● **To-do list**
1. List every bill number that the article on Hawaii's vacation rental bills names.
2. Carry on the article on Hawaii's vacation rental bills, starting after its last sentence.

● **Excerpted text**
** BEGIN **

Hawaii wants to leave Canadians in the cold
State targets off-island rental property investors in grab for cash; new law would ignore digital age and turn back clock on free trade deal
by Adam J. Leamy, Vancouver Sun April 2, 2012 (excerpt)
…The Hawaii state legislature has taken dead aim at NAFTA and the provisions it requires of the state, and the protections it affords Canadians who make cross-border investments in vacation rental properties….
Four bills are advancing through the Hawaii legislature that target off-island, i.e., Canadian, owners of vacation rental properties. Senate bills (SB2078, SB2089) and House bills (HB1706, HB1707) require off-island owners of vacation rental properties to turn over the management of their rental property to some form of on-island licensed real estate broker or salesperson, managing agent, rental agent, or condominium hotel operator. Curiously, local, on-island owners of vacation rental properties are exempted from the bills and their provisions.
Legislators say the measures ensure tax compliance, but the only evidence of non-compliance is anecdotal, and provided by the above-noted licensed real estate brokers or salespersons, managing agents, rental agents, or condominium hotel operators. The state has no data to suggest this is the case, and in a classic case of "legislate first, get facts later," says it will under-take to find out.
Legislators say the measures enhance consumer protection, but the only evidence on that front is again anecdotal, and again courtesy of the same group of usual suspects who stand to gain when the state grants them a monopoly to rent out all privately owned vacation condos.
And what a monopoly it will be. Testimony on these bills has revealed that the commissions Hawaii property management firms charge to proper-ties under their "care" can be 30, 40, and 50 per cent, with all manner of hidden costs and property abuses. It's hard to see how those commissions will decline, or how quality and service will increase once a state-legislated monopoly is in place.

** END **

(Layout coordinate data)
** BEGIN **

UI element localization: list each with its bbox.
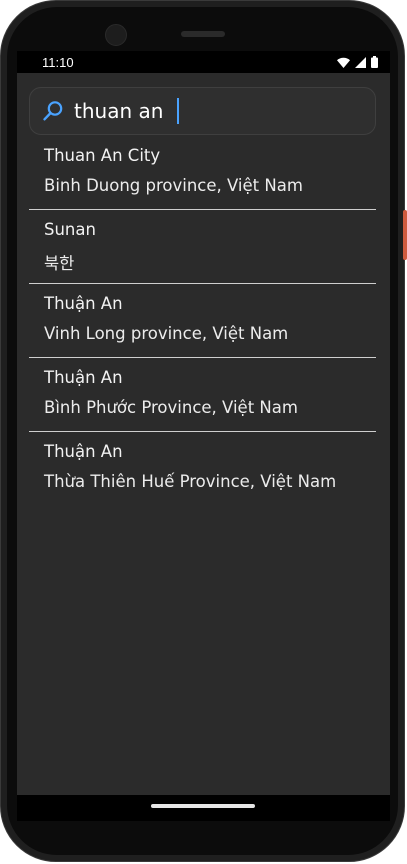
status-icons [337,56,378,68]
search-icon[interactable] [42,100,64,122]
wifi-icon [337,57,350,68]
list-item[interactable]: Thuận An Bình Phước Province, Việt Nam [29,358,376,432]
cellular-signal-icon [355,56,366,68]
result-detail: Bình Phước Province, Việt Nam [44,398,298,417]
front-camera [105,24,127,46]
result-name: Thuận An [44,368,123,387]
status-bar: 11:10 [17,51,390,73]
app-screen: 11:10 Thuan An City Binh Duong province,… [17,51,390,821]
home-gesture-bar[interactable] [151,804,255,808]
search-results-list: Thuan An City Binh Duong province, Việt … [29,136,376,506]
result-detail: 북한 [44,254,75,273]
result-name: Thuận An [44,442,123,461]
result-name: Thuan An City [44,146,161,165]
earpiece-speaker [181,31,225,37]
list-item[interactable]: Thuận An Vinh Long province, Việt Nam [29,284,376,358]
navigation-bar [17,795,390,821]
power-button[interactable] [403,210,407,260]
result-name: Thuận An [44,294,123,313]
list-item[interactable]: Sunan 북한 [29,210,376,284]
search-input[interactable] [74,96,364,126]
list-item[interactable]: Thuận An Thừa Thiên Huế Province, Việt N… [29,432,376,506]
result-detail: Vinh Long province, Việt Nam [44,324,289,343]
result-detail: Binh Duong province, Việt Nam [44,176,303,195]
list-item[interactable]: Thuan An City Binh Duong province, Việt … [29,136,376,210]
text-cursor [177,98,179,124]
battery-icon [371,56,378,68]
search-bar[interactable] [29,87,376,135]
result-name: Sunan [44,220,96,239]
status-time: 11:10 [42,54,74,70]
result-detail: Thừa Thiên Huế Province, Việt Nam [44,472,337,491]
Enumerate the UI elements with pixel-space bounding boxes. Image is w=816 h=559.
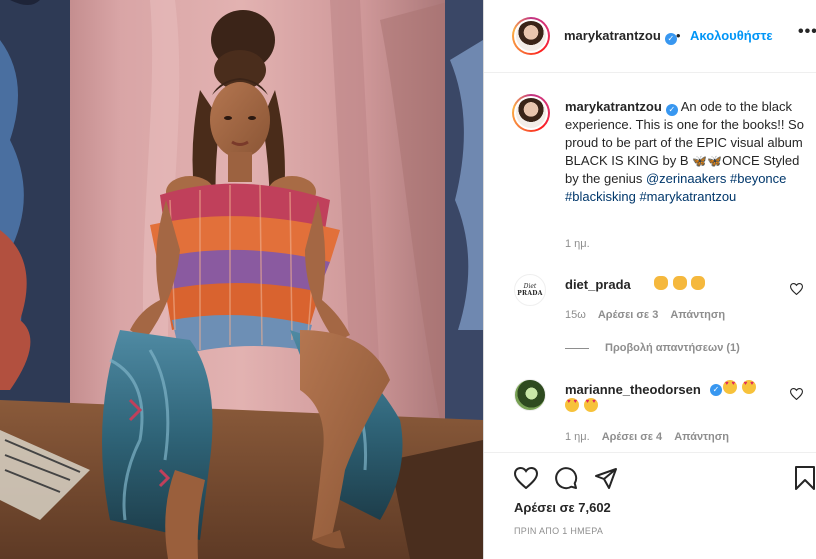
separator-dot: • (676, 28, 681, 43)
caption-mention[interactable]: @zerinaakers (646, 171, 726, 186)
caption-time[interactable]: 1 ημ. (565, 238, 590, 250)
comment-username[interactable]: diet_prada (565, 277, 631, 292)
butterfly-emoji-icon: 🦋 (692, 154, 708, 168)
clapping-emoji-icon (672, 276, 687, 290)
reply-button[interactable]: Απάντηση (670, 309, 725, 321)
comment-avatar-diet-prada[interactable]: Diet PRADA (514, 274, 546, 306)
verified-badge-icon: ✓ (710, 384, 722, 396)
bookmark-icon[interactable] (795, 466, 815, 490)
clapping-emoji-icon (654, 276, 668, 290)
view-replies-button[interactable]: Προβολή απαντήσεων (1) (565, 342, 740, 354)
comment-meta: 1 ημ. Αρέσει σε 4 Απάντηση (565, 431, 741, 443)
clapping-emoji-icon (691, 276, 706, 290)
view-replies-label[interactable]: Προβολή απαντήσεων (1) (605, 342, 740, 354)
more-options-button[interactable]: ••• (798, 23, 816, 41)
comment-likes-count[interactable]: Αρέσει σε 3 (598, 309, 659, 321)
caption-username[interactable]: marykatrantzou (565, 99, 662, 114)
avatar-logo-text: PRADA (517, 289, 543, 297)
butterfly-emoji-icon: 🦋 (707, 154, 723, 168)
comment-emojis (654, 276, 706, 291)
follow-button[interactable]: Ακολουθήστε (690, 28, 773, 43)
post-photo[interactable] (0, 0, 483, 559)
post-timestamp[interactable]: ΠΡΙΝ ΑΠΟ 1 ΗΜΕΡΑ (514, 526, 603, 536)
heart-eyes-emoji-icon (723, 380, 737, 394)
caption-author-avatar[interactable] (512, 94, 550, 132)
heart-eyes-emoji-icon (565, 398, 579, 412)
comment-emojis (723, 380, 757, 395)
verified-badge-icon: ✓ (665, 104, 678, 116)
author-avatar[interactable] (512, 17, 550, 55)
hashtag-beyonce[interactable]: #beyonce (730, 171, 786, 186)
comment-like-heart-icon[interactable] (790, 388, 803, 400)
comment-meta: 15ω Αρέσει σε 3 Απάντηση (565, 309, 737, 321)
comment-like-heart-icon[interactable] (790, 283, 803, 295)
hashtag-marykatrantzou[interactable]: #marykatrantzou (639, 189, 736, 204)
author-username-link[interactable]: marykatrantzou ✓ (564, 28, 677, 45)
heart-eyes-emoji-icon (583, 398, 598, 412)
likes-count[interactable]: Αρέσει σε 7,602 (514, 500, 611, 515)
post-sidebar: marykatrantzou ✓ • Ακολουθήστε ••• maryka… (483, 0, 816, 559)
post-header: marykatrantzou ✓ • Ακολουθήστε ••• (484, 0, 816, 73)
comment-avatar-marianne[interactable] (514, 379, 546, 411)
share-icon[interactable] (594, 466, 618, 490)
replies-divider (565, 347, 589, 349)
post-actions: Αρέσει σε 7,602 ΠΡΙΝ ΑΠΟ 1 ΗΜΕΡΑ (484, 452, 816, 559)
hashtag-blackisking[interactable]: #blackisking (565, 189, 636, 204)
heart-icon[interactable] (514, 467, 538, 489)
author-username[interactable]: marykatrantzou (564, 28, 661, 43)
post-image (0, 0, 483, 559)
comment-emojis-line2 (565, 398, 599, 413)
post-caption: marykatrantzou ✓ An ode to the black expe… (565, 98, 805, 206)
comment-likes-count[interactable]: Αρέσει σε 4 (602, 431, 663, 443)
comment-username[interactable]: marianne_theodorsen (565, 382, 701, 397)
verified-badge-icon: ✓ (664, 33, 677, 45)
reply-button[interactable]: Απάντηση (674, 431, 729, 443)
heart-eyes-emoji-icon (741, 380, 756, 394)
comment-time[interactable]: 15ω (565, 309, 586, 321)
comment-icon[interactable] (554, 466, 578, 490)
comment-time[interactable]: 1 ημ. (565, 431, 590, 443)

** END **

● **Outputs**
1. SB2078, SB2089, HB1706, HB1707

2.
An exemption has been proposed for "non-residents," i.e., Canadian cross-border investors, but it has been so error-ridden, it beggars belief that it's intended to be effective, or survive. Moreover, it would only be accessible to Canadian investors if they subscribed to some additional process that the state has yet to identify.
But such an exemption, for Canadians, is a non-starter anyway. The North American Free Trade Agreement (NAFTA) did away with all this, through the "national treatment" protection to cross-border investors. As NAFTA specifies, under Article 1102, "Each Party shall accord to investors of another Party treatment no less favourable than that it accords, in like circumstances, to its own investors, and investments of its own investors, with respect to the establishment, acquisition, expansion, management, conduct, operation, and sale or other disposition of investments."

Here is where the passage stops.